> **RECORD EXCERPTS**
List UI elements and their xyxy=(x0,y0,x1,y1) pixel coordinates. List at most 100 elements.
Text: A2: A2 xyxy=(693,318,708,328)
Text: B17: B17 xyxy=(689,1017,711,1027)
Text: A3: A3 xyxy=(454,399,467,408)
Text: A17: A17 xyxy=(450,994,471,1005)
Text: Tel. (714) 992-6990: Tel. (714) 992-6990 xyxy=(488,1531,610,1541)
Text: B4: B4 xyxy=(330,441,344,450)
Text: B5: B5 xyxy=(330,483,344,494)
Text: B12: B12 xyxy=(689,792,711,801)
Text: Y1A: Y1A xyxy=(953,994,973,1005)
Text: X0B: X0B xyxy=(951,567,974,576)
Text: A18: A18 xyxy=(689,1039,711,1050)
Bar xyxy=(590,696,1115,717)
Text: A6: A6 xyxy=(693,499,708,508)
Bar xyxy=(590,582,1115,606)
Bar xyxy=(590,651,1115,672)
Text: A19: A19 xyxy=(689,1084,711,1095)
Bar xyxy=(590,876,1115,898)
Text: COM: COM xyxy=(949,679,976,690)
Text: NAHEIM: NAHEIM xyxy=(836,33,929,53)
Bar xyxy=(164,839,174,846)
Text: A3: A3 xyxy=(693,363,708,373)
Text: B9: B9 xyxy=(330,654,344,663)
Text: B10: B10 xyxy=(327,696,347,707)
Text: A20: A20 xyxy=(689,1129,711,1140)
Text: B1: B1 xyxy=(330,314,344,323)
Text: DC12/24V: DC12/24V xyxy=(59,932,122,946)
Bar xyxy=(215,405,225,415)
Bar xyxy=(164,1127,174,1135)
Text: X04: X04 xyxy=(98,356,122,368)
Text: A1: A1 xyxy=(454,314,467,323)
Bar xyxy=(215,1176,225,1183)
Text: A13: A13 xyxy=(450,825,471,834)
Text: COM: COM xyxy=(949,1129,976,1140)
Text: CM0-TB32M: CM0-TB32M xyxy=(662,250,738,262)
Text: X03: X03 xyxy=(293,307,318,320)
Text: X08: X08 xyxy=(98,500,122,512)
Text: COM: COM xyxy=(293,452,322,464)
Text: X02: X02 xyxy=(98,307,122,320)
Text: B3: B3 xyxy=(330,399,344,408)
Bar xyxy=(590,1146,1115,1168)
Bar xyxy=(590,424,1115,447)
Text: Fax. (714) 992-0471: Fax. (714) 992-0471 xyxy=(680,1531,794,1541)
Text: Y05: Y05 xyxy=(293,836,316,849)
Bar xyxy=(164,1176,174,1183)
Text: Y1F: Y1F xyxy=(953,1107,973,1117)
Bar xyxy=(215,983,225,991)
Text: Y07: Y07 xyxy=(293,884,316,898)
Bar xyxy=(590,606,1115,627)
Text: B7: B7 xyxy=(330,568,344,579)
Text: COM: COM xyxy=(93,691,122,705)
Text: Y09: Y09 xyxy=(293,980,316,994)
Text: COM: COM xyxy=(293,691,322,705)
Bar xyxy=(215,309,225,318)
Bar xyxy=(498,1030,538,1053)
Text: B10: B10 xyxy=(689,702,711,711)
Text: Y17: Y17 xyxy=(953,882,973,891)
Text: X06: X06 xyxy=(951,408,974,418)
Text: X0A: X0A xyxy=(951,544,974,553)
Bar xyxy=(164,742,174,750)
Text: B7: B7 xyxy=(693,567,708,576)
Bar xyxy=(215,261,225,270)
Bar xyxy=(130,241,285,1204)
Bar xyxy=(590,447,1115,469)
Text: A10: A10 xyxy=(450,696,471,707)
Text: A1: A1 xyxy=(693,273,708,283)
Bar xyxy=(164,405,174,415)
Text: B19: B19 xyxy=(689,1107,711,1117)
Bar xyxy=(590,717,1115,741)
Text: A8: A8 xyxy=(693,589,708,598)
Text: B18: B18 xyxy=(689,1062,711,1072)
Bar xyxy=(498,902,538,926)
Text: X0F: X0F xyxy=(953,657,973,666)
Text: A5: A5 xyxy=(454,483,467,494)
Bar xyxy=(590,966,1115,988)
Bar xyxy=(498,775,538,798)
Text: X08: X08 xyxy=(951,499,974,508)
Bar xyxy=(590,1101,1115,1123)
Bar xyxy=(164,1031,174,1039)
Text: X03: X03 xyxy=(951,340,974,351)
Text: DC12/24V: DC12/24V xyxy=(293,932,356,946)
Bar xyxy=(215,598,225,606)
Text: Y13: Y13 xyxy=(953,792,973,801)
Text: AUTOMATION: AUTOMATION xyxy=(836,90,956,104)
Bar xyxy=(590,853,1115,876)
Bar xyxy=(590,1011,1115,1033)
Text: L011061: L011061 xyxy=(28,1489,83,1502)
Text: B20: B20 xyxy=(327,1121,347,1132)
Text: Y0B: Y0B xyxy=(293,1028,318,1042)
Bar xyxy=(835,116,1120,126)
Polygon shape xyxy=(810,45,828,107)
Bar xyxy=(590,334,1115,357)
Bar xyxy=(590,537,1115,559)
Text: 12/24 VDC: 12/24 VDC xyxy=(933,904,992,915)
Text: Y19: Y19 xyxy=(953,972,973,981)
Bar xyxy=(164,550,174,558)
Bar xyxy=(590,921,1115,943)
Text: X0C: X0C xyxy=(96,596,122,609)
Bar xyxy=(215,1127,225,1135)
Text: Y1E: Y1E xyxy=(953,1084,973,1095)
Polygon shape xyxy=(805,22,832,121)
==
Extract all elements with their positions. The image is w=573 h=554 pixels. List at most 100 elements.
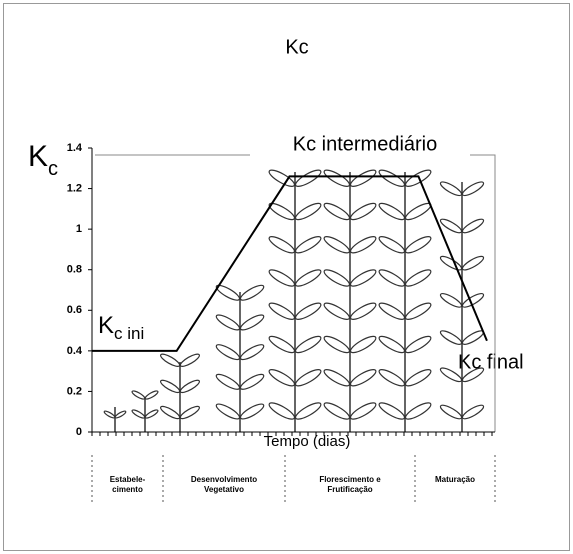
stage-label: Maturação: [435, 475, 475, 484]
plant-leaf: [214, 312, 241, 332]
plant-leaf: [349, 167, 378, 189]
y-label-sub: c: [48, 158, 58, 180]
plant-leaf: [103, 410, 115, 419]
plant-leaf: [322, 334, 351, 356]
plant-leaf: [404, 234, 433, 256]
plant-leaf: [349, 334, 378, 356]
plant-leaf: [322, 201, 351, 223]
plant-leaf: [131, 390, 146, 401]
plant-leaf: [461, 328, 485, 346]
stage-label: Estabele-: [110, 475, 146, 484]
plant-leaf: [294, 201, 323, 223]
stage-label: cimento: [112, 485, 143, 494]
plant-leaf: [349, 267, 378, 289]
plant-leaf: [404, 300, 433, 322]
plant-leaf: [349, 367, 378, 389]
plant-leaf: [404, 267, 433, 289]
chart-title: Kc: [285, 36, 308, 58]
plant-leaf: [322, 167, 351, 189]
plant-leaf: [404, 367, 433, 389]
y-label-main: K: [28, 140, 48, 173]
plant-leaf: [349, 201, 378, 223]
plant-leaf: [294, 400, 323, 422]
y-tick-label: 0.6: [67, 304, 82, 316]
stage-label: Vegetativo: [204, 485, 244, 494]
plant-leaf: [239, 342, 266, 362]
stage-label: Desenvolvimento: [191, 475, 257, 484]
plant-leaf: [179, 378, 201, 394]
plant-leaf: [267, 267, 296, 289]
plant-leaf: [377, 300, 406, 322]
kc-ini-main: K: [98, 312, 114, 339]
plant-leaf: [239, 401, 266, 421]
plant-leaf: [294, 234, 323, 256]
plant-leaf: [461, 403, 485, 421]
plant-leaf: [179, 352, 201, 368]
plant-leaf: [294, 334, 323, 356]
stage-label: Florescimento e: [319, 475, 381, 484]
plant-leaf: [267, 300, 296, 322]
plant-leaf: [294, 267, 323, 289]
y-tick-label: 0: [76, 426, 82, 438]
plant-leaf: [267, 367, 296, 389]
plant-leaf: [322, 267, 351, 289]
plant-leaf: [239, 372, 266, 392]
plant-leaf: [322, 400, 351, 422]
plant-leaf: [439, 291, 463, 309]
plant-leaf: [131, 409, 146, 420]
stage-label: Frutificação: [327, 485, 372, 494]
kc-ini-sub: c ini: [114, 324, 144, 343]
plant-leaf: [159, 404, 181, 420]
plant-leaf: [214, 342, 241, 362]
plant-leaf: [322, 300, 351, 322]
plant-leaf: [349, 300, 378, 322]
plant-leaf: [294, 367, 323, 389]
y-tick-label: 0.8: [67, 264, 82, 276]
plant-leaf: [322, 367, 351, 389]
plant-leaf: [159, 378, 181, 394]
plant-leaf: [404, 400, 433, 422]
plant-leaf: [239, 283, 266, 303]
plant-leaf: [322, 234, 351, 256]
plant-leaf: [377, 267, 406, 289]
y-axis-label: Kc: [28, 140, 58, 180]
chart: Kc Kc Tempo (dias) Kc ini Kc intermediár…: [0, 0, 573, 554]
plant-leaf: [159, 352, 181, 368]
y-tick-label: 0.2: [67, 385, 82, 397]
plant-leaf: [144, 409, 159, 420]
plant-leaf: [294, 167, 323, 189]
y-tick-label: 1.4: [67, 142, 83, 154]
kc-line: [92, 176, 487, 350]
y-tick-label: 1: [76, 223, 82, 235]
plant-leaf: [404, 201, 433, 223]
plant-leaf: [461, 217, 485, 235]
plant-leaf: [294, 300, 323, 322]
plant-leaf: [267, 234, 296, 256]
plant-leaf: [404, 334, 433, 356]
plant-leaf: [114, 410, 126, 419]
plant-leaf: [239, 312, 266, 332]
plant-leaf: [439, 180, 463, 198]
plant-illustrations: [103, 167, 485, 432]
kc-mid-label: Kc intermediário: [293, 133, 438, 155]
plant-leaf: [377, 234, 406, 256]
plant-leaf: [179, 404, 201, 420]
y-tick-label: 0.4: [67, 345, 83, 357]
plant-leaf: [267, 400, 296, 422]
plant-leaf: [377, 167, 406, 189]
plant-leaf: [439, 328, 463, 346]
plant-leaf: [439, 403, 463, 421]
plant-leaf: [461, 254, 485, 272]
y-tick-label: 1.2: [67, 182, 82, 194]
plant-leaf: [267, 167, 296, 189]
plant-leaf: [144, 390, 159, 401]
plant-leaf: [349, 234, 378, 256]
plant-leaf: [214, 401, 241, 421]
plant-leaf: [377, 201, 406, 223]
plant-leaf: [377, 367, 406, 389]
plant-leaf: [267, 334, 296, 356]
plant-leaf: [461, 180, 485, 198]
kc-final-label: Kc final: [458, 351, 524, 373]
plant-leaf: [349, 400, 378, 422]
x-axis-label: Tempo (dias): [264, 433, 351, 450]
...
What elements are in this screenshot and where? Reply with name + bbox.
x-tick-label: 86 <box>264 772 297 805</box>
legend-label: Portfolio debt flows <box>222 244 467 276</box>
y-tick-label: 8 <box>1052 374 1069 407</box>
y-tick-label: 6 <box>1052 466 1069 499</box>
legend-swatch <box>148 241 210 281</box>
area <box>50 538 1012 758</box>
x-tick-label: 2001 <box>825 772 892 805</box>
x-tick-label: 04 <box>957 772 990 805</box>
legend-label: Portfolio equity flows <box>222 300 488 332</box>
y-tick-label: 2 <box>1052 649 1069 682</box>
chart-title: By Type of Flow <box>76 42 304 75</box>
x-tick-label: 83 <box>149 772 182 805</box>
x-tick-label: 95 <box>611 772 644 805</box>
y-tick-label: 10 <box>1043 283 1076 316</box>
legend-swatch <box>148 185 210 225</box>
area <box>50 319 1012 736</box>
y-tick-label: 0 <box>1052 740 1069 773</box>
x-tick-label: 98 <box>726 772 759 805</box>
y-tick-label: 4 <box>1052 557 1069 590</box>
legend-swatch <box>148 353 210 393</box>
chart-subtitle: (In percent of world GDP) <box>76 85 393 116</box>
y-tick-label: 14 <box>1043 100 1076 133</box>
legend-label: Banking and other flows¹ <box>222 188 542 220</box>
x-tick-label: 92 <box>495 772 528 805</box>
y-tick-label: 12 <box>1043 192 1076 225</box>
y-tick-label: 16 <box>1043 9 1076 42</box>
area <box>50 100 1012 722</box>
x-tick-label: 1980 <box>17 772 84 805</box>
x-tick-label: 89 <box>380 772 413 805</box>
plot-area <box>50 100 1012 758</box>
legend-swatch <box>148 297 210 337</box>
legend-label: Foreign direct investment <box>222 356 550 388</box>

> **EXERCISE GOAL**
Copy out the listing between the line holding "List UI elements" and the line holding "Text: DC12/24V: DC12/24V xyxy=(59,932,122,946)", both included, with each line left unchanged.

> **ANSWER FOR THE TASK**
List UI elements and their xyxy=(x0,y0,x1,y1) pixel coordinates. List at most 100 elements.
Text: A2: A2 xyxy=(693,318,708,328)
Text: B17: B17 xyxy=(689,1017,711,1027)
Text: A3: A3 xyxy=(454,399,467,408)
Text: A17: A17 xyxy=(450,994,471,1005)
Text: Tel. (714) 992-6990: Tel. (714) 992-6990 xyxy=(488,1531,610,1541)
Text: B4: B4 xyxy=(330,441,344,450)
Text: B5: B5 xyxy=(330,483,344,494)
Text: B12: B12 xyxy=(689,792,711,801)
Text: Y1A: Y1A xyxy=(953,994,973,1005)
Text: X0B: X0B xyxy=(951,567,974,576)
Text: A18: A18 xyxy=(689,1039,711,1050)
Bar xyxy=(590,696,1115,717)
Text: A6: A6 xyxy=(693,499,708,508)
Bar xyxy=(590,582,1115,606)
Bar xyxy=(590,651,1115,672)
Text: A19: A19 xyxy=(689,1084,711,1095)
Bar xyxy=(590,876,1115,898)
Text: COM: COM xyxy=(949,679,976,690)
Text: NAHEIM: NAHEIM xyxy=(836,33,929,53)
Bar xyxy=(164,839,174,846)
Text: A3: A3 xyxy=(693,363,708,373)
Text: B9: B9 xyxy=(330,654,344,663)
Text: B10: B10 xyxy=(327,696,347,707)
Text: A20: A20 xyxy=(689,1129,711,1140)
Text: B1: B1 xyxy=(330,314,344,323)
Text: DC12/24V: DC12/24V xyxy=(59,932,122,946)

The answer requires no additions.